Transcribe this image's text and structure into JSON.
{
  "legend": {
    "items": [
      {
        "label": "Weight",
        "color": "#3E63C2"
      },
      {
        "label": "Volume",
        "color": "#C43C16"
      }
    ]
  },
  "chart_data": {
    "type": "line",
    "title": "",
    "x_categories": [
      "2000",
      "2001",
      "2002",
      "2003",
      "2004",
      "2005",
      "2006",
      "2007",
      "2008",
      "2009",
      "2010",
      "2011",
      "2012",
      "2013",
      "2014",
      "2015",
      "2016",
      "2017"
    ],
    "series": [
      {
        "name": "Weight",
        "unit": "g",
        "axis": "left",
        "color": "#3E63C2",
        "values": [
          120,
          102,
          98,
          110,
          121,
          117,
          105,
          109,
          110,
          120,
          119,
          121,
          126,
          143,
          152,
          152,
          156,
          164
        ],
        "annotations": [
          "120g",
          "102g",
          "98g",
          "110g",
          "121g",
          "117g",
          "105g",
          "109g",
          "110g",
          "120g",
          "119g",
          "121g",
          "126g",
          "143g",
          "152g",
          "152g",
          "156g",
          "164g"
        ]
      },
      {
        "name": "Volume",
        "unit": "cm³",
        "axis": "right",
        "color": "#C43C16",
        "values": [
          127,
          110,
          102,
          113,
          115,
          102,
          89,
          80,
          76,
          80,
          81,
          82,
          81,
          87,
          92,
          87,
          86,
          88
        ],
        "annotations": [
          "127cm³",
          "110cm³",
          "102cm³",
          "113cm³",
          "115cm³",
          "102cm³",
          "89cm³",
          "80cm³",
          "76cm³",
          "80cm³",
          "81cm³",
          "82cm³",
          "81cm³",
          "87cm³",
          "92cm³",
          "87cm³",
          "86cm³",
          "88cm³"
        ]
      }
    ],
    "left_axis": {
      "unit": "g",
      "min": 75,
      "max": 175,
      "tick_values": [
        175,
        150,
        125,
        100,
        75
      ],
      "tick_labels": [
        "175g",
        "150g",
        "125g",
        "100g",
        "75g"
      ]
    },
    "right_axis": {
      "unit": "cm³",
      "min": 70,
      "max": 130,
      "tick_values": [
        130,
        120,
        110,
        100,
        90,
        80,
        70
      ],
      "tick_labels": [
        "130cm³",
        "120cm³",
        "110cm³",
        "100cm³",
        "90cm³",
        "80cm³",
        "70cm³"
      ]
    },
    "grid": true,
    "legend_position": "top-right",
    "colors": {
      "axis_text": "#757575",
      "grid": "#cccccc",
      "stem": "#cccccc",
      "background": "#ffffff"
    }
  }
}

** AIM OF THE TASK **
Repeat the material above in full, keeping every word.

** REPLY TO THE EXERCISE **
Transcribe this image's text and structure into JSON.
{
  "legend": {
    "items": [
      {
        "label": "Weight",
        "color": "#3E63C2"
      },
      {
        "label": "Volume",
        "color": "#C43C16"
      }
    ]
  },
  "chart_data": {
    "type": "line",
    "title": "",
    "x_categories": [
      "2000",
      "2001",
      "2002",
      "2003",
      "2004",
      "2005",
      "2006",
      "2007",
      "2008",
      "2009",
      "2010",
      "2011",
      "2012",
      "2013",
      "2014",
      "2015",
      "2016",
      "2017"
    ],
    "series": [
      {
        "name": "Weight",
        "unit": "g",
        "axis": "left",
        "color": "#3E63C2",
        "values": [
          120,
          102,
          98,
          110,
          121,
          117,
          105,
          109,
          110,
          120,
          119,
          121,
          126,
          143,
          152,
          152,
          156,
          164
        ],
        "annotations": [
          "120g",
          "102g",
          "98g",
          "110g",
          "121g",
          "117g",
          "105g",
          "109g",
          "110g",
          "120g",
          "119g",
          "121g",
          "126g",
          "143g",
          "152g",
          "152g",
          "156g",
          "164g"
        ]
      },
      {
        "name": "Volume",
        "unit": "cm³",
        "axis": "right",
        "color": "#C43C16",
        "values": [
          127,
          110,
          102,
          113,
          115,
          102,
          89,
          80,
          76,
          80,
          81,
          82,
          81,
          87,
          92,
          87,
          86,
          88
        ],
        "annotations": [
          "127cm³",
          "110cm³",
          "102cm³",
          "113cm³",
          "115cm³",
          "102cm³",
          "89cm³",
          "80cm³",
          "76cm³",
          "80cm³",
          "81cm³",
          "82cm³",
          "81cm³",
          "87cm³",
          "92cm³",
          "87cm³",
          "86cm³",
          "88cm³"
        ]
      }
    ],
    "left_axis": {
      "unit": "g",
      "min": 75,
      "max": 175,
      "tick_values": [
        175,
        150,
        125,
        100,
        75
      ],
      "tick_labels": [
        "175g",
        "150g",
        "125g",
        "100g",
        "75g"
      ]
    },
    "right_axis": {
      "unit": "cm³",
      "min": 70,
      "max": 130,
      "tick_values": [
        130,
        120,
        110,
        100,
        90,
        80,
        70
      ],
      "tick_labels": [
        "130cm³",
        "120cm³",
        "110cm³",
        "100cm³",
        "90cm³",
        "80cm³",
        "70cm³"
      ]
    },
    "grid": true,
    "legend_position": "top-right",
    "colors": {
      "axis_text": "#757575",
      "grid": "#cccccc",
      "stem": "#cccccc",
      "background": "#ffffff"
    }
  }
}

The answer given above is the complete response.